(Items from a data source)
# # # # # # #
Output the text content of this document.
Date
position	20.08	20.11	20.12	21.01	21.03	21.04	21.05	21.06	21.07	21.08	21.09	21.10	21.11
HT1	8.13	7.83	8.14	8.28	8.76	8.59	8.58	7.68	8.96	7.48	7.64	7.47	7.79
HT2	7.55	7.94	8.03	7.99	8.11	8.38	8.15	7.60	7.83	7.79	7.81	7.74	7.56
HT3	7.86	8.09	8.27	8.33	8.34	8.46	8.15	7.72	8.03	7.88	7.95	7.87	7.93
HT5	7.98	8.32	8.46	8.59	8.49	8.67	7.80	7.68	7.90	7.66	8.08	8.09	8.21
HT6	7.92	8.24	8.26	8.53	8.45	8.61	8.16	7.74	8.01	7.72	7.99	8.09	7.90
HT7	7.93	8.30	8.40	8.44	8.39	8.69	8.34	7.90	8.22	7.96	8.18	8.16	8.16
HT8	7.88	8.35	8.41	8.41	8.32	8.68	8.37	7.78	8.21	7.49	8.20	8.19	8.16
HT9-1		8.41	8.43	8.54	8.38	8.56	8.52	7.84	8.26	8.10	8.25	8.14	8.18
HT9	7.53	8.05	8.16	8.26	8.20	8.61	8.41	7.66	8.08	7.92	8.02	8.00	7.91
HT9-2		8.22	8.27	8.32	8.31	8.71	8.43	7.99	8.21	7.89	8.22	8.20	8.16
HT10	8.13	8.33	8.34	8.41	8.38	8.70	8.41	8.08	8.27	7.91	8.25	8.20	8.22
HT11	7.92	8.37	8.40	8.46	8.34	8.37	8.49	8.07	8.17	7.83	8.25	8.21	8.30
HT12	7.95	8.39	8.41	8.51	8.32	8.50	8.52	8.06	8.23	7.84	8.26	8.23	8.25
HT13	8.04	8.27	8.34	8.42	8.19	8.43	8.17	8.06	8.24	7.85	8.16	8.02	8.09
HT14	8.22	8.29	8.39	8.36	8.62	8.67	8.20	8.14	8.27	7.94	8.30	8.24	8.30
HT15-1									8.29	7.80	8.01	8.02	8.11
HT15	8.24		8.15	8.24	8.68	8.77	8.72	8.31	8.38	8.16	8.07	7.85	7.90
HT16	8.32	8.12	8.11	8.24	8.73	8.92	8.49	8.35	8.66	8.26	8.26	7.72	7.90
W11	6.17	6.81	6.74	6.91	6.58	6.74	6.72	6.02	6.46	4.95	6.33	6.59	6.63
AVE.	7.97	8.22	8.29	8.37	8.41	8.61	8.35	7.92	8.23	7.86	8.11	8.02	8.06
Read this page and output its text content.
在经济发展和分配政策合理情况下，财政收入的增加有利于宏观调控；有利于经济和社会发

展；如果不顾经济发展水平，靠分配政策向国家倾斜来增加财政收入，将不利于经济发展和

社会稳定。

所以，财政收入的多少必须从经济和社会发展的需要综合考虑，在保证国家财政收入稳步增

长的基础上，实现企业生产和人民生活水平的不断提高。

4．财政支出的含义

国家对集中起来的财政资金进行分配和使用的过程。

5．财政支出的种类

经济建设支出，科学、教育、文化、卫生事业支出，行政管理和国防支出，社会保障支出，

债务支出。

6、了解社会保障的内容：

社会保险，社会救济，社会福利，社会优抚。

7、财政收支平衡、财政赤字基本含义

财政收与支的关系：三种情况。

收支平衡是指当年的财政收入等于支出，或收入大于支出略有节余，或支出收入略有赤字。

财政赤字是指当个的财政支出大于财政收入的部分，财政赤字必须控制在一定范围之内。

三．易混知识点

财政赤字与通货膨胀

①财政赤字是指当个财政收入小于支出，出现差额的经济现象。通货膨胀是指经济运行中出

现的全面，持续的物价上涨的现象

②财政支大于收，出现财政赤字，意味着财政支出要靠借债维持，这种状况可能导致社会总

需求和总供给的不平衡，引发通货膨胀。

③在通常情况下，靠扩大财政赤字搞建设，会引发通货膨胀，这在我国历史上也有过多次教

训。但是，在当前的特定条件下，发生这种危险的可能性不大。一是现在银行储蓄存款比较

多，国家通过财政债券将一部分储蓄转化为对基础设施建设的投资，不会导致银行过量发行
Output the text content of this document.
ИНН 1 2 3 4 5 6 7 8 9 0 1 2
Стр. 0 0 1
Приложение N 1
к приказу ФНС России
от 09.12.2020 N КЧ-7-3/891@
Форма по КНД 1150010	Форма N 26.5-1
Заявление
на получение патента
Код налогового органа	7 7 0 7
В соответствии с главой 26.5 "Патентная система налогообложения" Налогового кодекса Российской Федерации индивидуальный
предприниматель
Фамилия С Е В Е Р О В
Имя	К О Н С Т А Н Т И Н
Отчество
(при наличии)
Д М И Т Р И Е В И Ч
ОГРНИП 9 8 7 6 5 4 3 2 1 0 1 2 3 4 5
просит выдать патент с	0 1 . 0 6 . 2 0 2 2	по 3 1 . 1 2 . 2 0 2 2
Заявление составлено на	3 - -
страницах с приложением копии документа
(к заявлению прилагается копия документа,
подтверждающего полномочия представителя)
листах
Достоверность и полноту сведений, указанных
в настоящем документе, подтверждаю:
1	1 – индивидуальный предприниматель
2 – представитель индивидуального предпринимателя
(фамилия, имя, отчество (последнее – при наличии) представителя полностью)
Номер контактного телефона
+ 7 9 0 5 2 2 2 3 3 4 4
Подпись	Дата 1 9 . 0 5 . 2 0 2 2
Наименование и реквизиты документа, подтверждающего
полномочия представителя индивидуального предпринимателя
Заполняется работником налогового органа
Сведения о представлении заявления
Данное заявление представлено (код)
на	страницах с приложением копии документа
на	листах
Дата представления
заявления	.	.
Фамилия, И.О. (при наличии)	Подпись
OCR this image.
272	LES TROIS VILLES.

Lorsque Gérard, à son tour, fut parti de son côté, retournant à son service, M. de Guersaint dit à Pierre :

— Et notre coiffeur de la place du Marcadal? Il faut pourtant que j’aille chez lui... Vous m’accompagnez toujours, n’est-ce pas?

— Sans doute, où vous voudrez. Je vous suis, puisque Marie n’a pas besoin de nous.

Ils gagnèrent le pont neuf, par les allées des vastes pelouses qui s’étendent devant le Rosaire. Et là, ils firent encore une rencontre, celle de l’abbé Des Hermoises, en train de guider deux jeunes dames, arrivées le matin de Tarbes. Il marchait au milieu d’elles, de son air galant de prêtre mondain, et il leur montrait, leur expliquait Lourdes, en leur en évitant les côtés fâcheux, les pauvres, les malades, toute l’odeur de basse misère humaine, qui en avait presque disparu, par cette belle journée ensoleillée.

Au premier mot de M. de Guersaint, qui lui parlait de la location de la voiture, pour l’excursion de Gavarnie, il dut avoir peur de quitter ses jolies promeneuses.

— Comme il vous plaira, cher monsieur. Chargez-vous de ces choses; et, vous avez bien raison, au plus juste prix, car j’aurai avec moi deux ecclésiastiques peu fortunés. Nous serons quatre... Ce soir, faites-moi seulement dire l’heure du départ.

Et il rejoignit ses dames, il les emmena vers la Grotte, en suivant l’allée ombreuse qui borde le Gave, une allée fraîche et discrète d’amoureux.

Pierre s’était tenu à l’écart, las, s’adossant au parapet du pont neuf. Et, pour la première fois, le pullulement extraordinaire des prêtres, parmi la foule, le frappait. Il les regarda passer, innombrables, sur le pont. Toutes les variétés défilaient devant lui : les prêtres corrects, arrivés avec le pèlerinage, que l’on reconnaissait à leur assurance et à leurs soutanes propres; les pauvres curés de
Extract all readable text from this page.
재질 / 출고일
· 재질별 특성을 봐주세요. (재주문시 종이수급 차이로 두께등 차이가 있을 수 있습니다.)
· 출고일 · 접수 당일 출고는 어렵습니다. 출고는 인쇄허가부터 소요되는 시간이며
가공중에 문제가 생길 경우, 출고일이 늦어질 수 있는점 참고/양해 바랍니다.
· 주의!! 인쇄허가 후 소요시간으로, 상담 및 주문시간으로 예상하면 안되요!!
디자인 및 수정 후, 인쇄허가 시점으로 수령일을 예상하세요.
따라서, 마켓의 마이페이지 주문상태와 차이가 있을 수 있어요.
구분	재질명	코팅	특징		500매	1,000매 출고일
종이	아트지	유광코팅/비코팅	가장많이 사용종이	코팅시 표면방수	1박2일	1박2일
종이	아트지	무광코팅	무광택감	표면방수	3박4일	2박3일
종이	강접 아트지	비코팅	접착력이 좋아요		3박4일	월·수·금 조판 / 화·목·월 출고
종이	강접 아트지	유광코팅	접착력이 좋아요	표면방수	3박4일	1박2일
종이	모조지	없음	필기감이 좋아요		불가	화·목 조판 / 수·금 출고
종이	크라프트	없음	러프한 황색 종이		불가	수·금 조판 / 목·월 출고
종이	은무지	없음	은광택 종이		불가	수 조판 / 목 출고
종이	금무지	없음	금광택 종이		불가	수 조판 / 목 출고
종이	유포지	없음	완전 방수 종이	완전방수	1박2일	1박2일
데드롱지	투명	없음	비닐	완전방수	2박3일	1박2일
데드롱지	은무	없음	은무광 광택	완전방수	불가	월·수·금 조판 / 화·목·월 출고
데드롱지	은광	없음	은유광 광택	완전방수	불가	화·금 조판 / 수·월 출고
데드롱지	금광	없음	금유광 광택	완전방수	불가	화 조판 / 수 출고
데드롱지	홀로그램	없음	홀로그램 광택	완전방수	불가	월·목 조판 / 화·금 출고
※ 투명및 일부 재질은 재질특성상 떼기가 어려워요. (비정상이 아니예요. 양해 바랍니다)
# # # # # # #
**Written request:** Count the lines of the material that include the word "копии", then state only the total.

**Answer in full:** 2